- **GOAL OF THE EXERCISE**:
Check each line of the entries below for the string "Return" and state how many lines have it, with no other text.

[Dataset rows]
[start]

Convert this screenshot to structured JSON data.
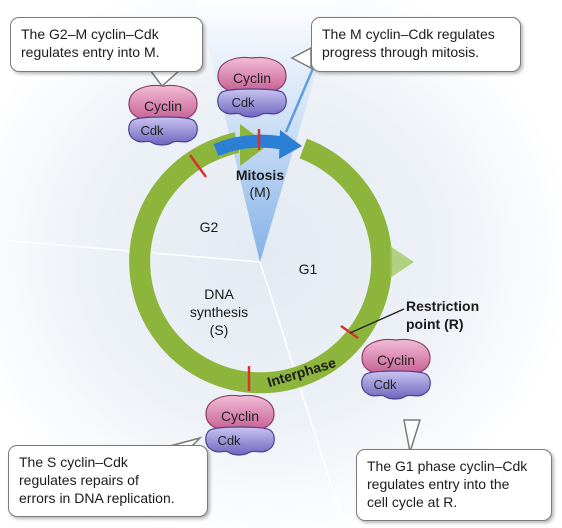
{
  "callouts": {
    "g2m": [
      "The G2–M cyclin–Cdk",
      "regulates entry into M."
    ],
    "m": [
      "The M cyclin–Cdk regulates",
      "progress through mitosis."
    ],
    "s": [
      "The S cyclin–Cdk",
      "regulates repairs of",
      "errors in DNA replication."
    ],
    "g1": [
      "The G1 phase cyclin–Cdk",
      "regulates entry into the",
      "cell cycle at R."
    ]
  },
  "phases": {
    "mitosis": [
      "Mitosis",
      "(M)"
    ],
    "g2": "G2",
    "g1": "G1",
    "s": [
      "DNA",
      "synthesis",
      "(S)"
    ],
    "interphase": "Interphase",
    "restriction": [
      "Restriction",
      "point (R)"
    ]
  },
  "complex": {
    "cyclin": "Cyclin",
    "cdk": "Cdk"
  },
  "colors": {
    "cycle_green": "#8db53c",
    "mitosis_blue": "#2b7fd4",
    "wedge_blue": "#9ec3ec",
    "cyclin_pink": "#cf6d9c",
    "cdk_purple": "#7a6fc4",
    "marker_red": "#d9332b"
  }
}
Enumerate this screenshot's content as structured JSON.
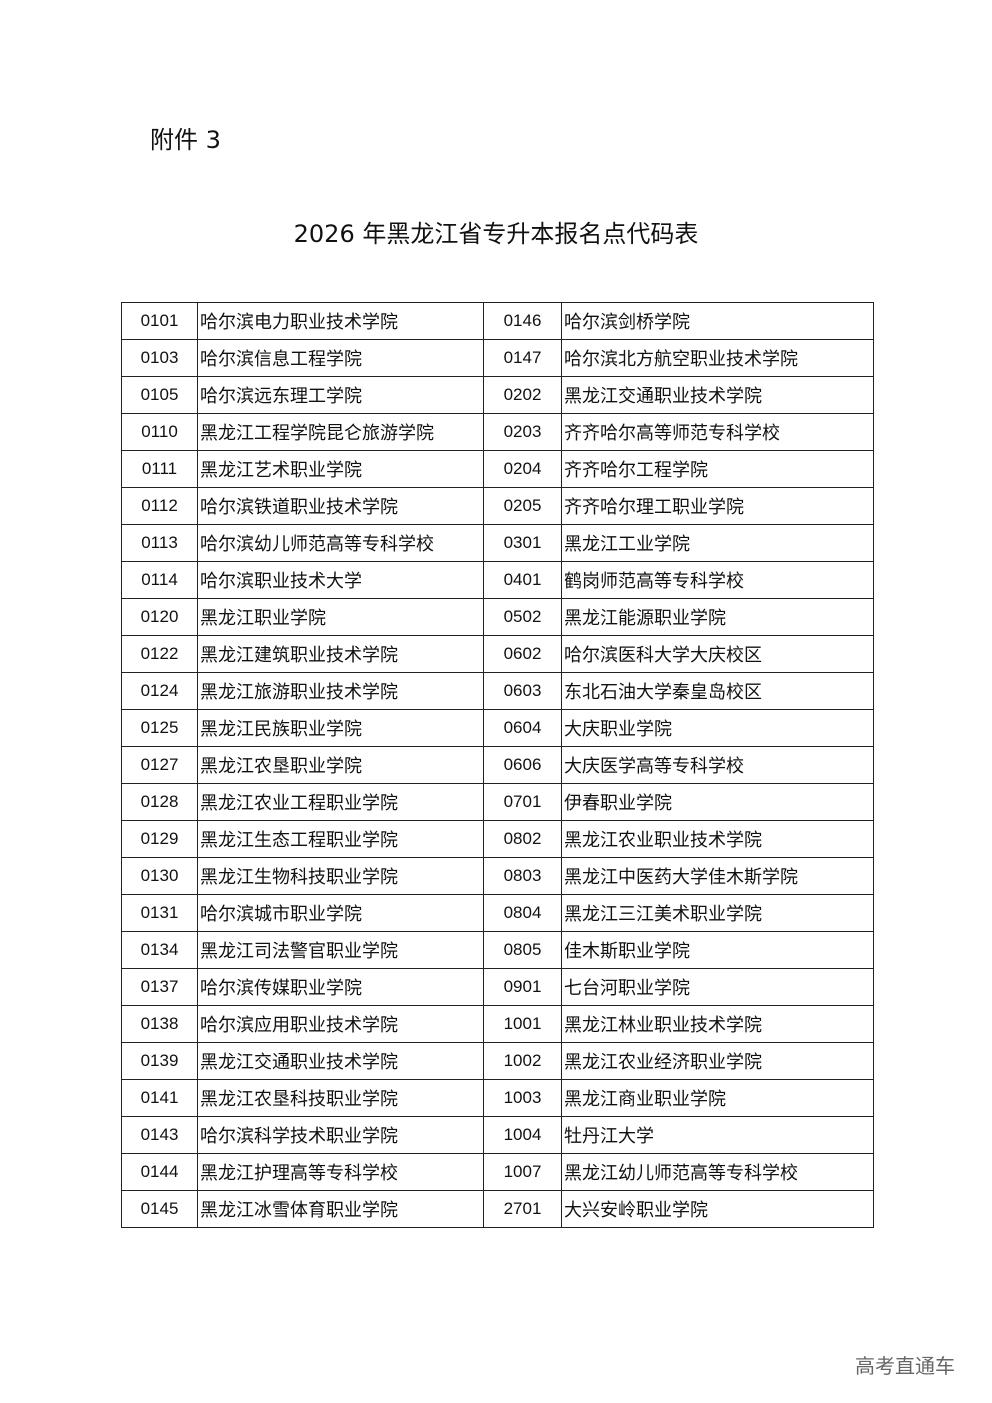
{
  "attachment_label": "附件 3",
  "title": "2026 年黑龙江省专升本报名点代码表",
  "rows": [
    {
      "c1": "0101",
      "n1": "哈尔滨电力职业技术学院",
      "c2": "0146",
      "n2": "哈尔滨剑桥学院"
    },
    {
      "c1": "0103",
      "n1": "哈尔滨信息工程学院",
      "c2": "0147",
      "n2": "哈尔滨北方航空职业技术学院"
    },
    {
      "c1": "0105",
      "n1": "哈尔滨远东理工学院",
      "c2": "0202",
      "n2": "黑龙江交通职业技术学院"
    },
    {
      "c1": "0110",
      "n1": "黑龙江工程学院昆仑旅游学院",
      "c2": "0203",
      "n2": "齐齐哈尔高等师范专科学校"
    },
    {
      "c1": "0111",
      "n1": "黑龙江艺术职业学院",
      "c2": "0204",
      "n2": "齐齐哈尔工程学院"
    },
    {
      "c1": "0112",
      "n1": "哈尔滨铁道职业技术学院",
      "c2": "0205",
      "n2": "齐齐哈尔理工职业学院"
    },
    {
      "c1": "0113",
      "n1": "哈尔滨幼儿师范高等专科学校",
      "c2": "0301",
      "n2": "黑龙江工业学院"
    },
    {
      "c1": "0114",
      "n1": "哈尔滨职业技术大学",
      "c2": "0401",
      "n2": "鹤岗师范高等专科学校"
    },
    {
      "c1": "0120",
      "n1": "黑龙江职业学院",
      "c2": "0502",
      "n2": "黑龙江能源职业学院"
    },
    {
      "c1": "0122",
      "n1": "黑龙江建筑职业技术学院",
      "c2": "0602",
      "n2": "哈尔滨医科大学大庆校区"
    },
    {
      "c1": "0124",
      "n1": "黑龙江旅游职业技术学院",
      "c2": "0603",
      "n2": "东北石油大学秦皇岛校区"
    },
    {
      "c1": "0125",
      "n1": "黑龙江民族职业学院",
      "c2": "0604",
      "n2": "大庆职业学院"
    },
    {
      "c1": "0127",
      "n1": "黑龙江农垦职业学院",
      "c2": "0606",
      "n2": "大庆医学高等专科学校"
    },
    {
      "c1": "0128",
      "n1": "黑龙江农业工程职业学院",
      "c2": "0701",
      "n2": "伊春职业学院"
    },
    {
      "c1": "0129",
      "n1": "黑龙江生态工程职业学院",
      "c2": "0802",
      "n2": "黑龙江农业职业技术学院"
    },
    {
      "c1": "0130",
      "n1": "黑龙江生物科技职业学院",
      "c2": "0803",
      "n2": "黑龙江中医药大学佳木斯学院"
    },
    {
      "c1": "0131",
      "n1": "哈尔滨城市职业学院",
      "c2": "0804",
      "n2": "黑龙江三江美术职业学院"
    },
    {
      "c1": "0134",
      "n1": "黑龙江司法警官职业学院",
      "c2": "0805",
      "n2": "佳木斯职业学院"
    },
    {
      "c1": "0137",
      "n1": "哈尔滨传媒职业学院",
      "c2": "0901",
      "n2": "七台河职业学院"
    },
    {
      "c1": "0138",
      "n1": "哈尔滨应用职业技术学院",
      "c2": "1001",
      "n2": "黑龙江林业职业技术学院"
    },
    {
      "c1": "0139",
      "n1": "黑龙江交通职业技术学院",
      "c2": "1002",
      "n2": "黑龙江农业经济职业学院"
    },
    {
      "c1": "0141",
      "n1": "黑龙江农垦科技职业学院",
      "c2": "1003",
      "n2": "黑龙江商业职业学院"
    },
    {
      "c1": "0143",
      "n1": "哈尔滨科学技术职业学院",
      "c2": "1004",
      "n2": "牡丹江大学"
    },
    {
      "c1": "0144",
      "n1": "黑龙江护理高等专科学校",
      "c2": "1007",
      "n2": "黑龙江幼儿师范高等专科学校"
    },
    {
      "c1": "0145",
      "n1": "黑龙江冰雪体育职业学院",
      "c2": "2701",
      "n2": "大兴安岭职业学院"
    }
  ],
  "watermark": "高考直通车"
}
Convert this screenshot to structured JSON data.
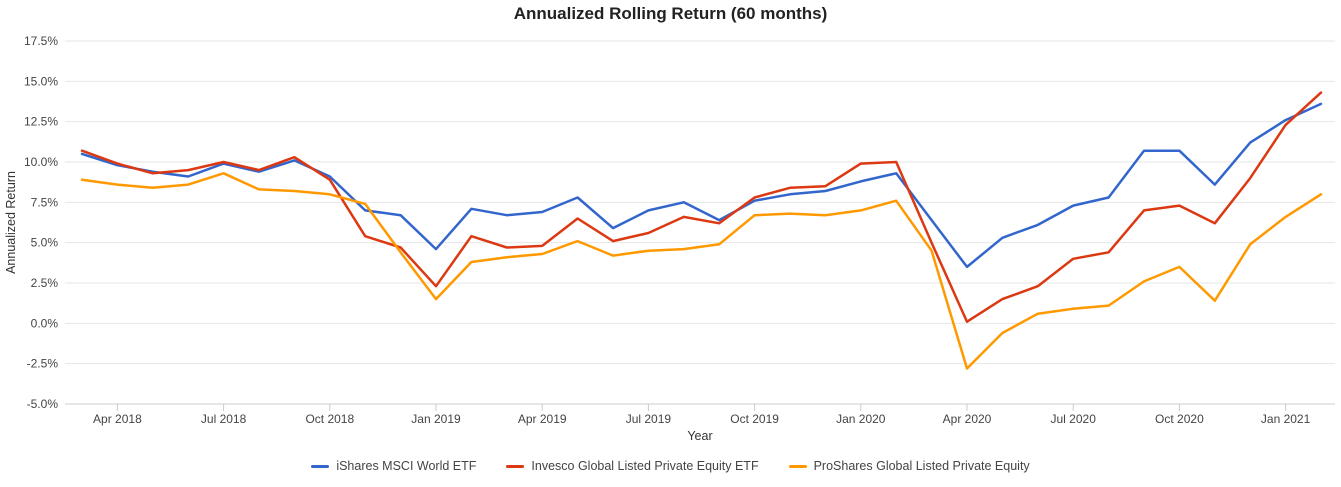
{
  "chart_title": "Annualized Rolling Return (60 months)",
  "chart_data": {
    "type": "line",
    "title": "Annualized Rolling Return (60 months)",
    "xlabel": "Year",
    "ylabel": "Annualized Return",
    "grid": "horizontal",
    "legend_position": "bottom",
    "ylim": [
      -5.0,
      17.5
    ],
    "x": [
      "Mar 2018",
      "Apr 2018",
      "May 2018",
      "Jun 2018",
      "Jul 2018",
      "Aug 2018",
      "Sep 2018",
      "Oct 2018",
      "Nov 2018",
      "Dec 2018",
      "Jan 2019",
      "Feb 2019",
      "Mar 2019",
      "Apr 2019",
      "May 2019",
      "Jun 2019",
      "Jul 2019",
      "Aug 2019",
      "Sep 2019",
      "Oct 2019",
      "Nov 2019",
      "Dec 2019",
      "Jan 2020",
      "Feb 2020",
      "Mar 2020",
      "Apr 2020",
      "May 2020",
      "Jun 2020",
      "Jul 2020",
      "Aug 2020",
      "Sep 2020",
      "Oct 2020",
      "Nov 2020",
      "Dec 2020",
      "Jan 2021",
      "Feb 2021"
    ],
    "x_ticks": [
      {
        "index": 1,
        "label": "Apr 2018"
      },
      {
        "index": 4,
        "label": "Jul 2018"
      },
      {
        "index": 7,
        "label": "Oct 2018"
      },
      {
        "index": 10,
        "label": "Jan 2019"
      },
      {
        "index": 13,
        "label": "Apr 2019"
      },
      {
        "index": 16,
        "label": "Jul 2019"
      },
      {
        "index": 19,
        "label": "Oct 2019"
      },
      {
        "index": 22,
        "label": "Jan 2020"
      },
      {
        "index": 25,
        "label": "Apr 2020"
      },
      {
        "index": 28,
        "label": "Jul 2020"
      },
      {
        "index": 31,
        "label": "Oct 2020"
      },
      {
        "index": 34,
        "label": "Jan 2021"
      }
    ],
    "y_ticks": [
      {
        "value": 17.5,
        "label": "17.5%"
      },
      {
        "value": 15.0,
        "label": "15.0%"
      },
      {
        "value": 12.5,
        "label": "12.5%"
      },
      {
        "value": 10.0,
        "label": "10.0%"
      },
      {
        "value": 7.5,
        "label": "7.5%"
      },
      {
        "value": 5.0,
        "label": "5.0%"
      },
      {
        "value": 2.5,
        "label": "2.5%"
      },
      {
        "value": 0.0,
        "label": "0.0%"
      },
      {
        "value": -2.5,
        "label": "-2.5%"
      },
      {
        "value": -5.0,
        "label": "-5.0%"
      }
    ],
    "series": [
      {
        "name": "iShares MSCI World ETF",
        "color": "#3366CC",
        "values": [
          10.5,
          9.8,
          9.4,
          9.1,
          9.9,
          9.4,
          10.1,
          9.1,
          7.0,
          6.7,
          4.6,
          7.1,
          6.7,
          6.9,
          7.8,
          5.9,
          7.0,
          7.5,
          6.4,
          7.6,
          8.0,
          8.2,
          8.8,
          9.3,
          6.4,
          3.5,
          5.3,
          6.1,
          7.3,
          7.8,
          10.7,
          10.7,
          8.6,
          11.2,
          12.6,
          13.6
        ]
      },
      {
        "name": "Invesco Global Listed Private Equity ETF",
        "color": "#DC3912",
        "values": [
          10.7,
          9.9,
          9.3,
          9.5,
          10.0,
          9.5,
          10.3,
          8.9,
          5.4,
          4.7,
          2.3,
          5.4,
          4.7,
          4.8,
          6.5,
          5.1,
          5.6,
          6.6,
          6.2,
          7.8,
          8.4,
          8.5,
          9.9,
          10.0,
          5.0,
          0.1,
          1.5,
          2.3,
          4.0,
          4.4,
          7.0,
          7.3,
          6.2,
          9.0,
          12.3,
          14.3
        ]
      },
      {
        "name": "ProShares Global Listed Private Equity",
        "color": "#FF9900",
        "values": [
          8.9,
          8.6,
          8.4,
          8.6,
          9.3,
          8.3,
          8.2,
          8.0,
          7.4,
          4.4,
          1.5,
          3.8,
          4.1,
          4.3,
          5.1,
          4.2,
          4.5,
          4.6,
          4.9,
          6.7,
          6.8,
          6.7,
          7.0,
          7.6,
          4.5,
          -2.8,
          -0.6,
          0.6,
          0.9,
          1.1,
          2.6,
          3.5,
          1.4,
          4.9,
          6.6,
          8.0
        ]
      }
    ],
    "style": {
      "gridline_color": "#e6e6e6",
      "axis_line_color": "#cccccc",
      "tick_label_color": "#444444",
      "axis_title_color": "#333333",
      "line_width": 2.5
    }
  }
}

[end]

- **THE ANSWER**:
3